Problem details:
How many lines in the entries below include the string "facebook"? Answer with the number only.

========================================

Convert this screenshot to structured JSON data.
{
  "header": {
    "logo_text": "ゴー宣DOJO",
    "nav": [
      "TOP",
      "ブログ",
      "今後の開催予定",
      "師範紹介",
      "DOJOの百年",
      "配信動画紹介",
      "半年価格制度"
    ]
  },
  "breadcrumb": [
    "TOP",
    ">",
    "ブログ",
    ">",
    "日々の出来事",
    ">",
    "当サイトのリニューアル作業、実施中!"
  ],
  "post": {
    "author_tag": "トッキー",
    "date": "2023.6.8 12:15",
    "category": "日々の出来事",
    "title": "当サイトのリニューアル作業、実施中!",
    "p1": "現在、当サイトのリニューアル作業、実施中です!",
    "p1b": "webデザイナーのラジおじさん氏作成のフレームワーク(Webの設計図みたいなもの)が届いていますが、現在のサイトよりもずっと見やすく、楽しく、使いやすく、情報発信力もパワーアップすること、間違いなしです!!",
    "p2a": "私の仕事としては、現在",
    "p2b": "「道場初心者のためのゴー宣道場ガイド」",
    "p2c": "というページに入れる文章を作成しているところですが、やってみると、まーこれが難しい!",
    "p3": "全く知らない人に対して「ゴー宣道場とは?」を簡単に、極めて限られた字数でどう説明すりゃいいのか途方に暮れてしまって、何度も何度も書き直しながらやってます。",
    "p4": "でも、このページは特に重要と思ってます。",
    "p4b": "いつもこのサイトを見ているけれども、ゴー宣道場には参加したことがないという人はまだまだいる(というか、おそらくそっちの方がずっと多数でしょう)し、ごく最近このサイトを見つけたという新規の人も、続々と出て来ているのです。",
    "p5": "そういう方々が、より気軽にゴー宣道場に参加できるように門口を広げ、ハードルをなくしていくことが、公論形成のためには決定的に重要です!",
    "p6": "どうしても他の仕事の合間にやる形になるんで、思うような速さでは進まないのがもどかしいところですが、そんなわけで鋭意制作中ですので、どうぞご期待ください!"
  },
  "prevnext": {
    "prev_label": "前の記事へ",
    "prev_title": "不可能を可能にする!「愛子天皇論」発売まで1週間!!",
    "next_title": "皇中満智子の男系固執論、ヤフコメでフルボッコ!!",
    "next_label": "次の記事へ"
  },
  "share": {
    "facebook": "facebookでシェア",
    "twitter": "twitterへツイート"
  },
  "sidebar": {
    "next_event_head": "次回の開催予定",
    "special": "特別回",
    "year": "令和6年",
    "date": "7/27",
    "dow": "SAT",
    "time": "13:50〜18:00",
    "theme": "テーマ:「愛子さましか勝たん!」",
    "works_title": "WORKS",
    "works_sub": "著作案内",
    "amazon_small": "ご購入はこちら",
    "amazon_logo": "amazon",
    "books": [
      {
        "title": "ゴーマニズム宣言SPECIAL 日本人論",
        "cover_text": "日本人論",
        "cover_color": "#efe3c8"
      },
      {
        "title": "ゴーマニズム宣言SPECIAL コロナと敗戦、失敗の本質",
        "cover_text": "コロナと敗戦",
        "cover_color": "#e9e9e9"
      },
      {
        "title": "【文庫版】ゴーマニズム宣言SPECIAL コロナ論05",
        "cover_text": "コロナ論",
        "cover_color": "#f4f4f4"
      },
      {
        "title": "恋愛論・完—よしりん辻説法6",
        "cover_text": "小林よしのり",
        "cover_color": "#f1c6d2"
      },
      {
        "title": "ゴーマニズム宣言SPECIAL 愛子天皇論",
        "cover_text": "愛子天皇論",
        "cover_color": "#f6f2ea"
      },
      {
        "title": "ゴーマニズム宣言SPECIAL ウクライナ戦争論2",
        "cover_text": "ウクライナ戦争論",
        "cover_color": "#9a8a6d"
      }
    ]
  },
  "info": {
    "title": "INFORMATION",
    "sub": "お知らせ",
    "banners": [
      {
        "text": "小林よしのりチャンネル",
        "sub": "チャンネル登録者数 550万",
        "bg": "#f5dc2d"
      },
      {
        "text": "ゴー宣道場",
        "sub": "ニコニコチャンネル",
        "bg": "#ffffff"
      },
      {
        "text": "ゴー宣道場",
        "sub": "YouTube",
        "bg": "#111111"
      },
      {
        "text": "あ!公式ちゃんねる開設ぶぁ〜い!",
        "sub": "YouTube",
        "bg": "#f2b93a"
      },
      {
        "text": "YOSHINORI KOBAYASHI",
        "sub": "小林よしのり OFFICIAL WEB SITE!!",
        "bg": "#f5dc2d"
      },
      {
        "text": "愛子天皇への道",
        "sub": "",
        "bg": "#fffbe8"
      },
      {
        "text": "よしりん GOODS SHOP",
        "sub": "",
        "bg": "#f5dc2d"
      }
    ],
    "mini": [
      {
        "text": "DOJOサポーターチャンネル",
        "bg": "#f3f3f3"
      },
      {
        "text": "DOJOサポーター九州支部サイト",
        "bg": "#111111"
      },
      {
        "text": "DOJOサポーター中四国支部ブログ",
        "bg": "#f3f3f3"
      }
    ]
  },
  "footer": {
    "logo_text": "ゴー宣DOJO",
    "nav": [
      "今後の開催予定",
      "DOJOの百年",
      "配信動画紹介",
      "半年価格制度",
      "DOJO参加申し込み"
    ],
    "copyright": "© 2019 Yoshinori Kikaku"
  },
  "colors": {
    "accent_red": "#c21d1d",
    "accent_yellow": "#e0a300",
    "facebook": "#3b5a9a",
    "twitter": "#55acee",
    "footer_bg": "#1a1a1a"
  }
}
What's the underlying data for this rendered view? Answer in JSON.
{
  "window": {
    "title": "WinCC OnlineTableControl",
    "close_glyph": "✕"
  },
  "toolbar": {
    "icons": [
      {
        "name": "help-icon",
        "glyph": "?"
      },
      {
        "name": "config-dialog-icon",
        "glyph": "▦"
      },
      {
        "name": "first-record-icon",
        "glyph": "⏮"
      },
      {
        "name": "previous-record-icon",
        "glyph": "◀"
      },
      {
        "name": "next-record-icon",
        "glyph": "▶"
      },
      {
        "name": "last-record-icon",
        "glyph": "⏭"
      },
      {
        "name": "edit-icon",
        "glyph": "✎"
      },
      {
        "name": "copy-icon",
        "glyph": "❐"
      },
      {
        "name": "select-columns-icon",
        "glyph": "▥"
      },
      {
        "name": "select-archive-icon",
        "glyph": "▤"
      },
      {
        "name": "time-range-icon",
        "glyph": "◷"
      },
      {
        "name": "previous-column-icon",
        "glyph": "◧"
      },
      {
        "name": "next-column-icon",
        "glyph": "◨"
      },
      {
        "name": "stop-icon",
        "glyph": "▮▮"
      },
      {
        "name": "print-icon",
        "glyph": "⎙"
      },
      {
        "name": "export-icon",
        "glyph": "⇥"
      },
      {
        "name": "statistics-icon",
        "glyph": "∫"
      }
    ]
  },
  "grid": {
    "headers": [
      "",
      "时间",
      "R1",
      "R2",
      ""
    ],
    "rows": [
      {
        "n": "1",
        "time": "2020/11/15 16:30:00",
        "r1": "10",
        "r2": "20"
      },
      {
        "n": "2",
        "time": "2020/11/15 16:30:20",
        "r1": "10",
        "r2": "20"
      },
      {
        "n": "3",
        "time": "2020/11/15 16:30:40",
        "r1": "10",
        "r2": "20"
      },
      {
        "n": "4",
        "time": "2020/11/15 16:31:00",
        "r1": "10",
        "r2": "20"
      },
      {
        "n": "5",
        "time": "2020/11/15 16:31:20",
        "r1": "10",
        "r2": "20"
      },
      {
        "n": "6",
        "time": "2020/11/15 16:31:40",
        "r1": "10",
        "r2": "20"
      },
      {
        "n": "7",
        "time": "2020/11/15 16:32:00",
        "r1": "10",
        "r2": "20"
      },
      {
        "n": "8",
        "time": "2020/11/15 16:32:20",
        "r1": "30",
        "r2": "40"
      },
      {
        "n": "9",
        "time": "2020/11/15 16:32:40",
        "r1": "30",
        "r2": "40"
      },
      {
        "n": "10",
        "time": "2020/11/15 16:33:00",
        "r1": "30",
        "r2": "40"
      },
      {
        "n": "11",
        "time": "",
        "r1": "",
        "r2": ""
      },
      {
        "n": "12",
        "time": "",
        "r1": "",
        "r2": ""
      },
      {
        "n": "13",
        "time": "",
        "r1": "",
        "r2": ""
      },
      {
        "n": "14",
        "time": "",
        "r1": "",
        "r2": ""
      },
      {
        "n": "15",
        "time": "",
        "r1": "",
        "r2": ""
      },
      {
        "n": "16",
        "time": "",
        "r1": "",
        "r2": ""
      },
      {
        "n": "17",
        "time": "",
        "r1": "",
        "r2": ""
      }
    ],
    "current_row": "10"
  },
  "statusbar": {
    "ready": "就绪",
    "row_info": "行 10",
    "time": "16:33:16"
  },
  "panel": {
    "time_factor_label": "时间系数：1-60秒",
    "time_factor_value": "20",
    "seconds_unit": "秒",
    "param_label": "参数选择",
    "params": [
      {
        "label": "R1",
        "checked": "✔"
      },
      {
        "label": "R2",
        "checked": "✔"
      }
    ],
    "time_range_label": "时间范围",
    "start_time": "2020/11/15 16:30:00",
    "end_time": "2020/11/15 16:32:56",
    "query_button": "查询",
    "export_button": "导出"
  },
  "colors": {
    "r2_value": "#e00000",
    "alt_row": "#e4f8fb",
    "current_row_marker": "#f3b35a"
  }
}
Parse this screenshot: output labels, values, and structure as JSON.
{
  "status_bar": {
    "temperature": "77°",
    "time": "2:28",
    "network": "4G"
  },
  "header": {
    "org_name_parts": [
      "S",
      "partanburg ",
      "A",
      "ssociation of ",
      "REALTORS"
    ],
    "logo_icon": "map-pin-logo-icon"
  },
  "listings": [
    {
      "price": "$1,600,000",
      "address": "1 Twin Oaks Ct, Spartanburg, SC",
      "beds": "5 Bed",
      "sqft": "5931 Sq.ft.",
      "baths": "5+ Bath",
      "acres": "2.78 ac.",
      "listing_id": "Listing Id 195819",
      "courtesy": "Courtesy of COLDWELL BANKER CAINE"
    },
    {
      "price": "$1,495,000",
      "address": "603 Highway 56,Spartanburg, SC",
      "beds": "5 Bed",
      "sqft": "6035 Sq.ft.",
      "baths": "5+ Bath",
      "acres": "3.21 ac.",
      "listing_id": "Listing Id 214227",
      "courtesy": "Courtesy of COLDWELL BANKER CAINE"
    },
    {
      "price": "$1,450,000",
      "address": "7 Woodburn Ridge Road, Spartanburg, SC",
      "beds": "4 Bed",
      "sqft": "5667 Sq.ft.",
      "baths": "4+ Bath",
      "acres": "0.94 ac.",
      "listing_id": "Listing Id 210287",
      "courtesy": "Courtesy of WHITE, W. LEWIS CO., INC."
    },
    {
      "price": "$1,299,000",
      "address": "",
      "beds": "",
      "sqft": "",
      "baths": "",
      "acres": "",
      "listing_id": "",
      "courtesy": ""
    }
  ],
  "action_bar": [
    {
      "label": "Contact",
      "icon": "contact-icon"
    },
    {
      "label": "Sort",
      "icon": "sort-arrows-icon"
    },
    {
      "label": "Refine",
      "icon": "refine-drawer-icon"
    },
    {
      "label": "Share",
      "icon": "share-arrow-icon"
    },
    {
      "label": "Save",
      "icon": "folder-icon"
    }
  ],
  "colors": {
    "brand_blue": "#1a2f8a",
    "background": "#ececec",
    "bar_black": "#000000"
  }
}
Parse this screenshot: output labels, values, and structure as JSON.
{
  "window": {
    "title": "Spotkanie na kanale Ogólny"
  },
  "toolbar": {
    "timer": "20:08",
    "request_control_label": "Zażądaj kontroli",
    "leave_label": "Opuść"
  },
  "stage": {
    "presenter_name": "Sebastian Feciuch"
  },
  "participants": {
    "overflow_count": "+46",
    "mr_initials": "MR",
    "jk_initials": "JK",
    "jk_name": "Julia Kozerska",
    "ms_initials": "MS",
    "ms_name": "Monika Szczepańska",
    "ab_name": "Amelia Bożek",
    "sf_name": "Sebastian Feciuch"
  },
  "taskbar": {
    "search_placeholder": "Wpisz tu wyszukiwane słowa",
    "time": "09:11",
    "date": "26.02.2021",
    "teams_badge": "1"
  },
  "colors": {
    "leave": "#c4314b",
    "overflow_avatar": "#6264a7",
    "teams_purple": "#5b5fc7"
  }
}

========================================

Exercise result:
2